* EXERCISE *
From the entries below, copy every line that holds the word "text".

* INFORMATION SHOWN *
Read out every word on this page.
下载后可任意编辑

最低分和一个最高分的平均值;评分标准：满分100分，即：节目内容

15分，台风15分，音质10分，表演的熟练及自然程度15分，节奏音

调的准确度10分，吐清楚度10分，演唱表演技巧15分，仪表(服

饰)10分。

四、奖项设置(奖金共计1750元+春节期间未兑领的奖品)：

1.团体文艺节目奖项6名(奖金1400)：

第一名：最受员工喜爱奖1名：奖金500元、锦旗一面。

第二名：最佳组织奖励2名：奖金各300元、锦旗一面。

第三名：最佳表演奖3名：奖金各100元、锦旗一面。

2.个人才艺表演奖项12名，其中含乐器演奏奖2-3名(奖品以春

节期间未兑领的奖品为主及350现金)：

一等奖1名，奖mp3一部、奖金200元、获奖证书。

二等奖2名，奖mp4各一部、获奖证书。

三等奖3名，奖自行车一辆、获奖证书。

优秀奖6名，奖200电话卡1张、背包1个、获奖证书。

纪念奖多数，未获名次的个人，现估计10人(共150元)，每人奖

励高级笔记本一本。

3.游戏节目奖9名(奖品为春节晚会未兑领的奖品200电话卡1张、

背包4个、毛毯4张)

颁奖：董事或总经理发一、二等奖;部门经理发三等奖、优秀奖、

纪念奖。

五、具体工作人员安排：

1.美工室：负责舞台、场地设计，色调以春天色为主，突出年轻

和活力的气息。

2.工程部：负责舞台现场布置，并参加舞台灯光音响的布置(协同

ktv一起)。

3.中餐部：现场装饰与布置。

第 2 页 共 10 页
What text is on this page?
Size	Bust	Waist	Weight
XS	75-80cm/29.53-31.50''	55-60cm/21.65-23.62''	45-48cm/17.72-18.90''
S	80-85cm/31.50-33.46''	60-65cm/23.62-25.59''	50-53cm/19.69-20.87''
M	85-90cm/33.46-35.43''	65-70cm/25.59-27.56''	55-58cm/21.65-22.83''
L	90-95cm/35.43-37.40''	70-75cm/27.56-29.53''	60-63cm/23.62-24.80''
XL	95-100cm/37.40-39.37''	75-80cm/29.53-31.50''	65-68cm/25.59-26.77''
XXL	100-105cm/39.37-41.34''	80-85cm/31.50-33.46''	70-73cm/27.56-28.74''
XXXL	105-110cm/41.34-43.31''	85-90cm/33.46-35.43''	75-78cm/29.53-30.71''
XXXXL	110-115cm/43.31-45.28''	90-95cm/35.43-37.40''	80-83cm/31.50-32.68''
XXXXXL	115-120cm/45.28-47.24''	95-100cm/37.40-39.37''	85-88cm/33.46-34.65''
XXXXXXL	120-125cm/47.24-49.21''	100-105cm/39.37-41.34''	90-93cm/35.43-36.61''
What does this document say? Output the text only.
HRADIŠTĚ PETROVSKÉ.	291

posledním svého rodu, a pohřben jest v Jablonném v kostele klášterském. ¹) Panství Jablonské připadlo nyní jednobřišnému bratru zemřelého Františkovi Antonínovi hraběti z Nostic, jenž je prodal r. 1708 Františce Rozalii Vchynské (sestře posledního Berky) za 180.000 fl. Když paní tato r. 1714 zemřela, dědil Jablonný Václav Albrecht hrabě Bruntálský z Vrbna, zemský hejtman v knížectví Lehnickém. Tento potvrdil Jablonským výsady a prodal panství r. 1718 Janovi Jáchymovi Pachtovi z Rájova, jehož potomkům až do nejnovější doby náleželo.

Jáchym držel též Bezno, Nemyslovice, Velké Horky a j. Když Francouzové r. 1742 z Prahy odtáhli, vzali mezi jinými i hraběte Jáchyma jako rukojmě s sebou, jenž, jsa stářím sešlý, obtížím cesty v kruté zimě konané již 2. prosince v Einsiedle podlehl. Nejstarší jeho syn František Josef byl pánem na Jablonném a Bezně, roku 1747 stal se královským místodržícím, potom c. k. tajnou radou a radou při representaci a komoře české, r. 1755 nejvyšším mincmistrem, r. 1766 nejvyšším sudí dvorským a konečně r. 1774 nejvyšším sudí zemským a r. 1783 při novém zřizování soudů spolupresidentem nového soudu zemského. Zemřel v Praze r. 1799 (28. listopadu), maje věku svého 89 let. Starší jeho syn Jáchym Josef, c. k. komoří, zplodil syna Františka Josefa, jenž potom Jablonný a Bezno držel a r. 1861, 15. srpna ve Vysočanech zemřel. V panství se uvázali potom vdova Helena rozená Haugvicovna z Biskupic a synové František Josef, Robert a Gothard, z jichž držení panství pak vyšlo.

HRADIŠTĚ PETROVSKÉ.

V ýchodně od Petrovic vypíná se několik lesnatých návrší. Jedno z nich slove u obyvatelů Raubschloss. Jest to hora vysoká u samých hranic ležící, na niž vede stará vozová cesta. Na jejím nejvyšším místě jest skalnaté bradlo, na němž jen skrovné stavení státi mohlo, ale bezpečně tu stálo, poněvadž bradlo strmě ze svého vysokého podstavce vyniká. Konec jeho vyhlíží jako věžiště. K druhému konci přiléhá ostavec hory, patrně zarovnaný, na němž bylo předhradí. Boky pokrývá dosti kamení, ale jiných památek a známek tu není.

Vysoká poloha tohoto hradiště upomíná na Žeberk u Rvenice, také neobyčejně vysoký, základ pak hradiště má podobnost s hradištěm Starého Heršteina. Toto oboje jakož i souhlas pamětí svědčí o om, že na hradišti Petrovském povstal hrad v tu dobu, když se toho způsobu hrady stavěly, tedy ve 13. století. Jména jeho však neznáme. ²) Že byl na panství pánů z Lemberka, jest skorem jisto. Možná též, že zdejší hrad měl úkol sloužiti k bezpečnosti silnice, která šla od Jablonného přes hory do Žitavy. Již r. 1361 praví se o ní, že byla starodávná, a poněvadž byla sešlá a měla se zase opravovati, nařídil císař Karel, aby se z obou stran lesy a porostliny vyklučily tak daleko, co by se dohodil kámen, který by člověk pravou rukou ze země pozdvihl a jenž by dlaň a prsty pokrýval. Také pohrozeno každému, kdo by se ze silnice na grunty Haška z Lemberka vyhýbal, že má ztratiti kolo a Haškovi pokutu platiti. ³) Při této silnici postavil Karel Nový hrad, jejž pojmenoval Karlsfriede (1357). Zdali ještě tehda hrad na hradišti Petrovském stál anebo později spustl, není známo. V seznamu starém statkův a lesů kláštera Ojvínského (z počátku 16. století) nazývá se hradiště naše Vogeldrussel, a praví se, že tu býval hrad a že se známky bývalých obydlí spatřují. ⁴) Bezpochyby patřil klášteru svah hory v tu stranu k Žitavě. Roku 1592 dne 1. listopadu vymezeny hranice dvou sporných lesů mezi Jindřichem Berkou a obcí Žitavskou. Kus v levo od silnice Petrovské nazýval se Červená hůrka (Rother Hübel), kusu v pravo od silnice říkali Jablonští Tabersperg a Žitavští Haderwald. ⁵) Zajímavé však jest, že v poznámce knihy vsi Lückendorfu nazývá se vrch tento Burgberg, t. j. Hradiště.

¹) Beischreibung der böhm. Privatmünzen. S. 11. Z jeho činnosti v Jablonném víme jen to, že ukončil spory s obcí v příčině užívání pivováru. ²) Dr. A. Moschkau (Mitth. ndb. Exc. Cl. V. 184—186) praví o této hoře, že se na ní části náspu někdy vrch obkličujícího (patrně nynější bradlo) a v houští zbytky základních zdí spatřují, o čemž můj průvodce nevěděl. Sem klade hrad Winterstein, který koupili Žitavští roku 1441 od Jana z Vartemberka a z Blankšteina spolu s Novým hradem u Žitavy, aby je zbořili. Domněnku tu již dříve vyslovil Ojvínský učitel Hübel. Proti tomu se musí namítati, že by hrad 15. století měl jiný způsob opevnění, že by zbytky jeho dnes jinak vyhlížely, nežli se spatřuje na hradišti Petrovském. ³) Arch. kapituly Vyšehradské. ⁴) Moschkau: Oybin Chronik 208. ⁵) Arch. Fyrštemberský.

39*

* ANSWER *
What text is on this page?
What does this document say? Output the text only.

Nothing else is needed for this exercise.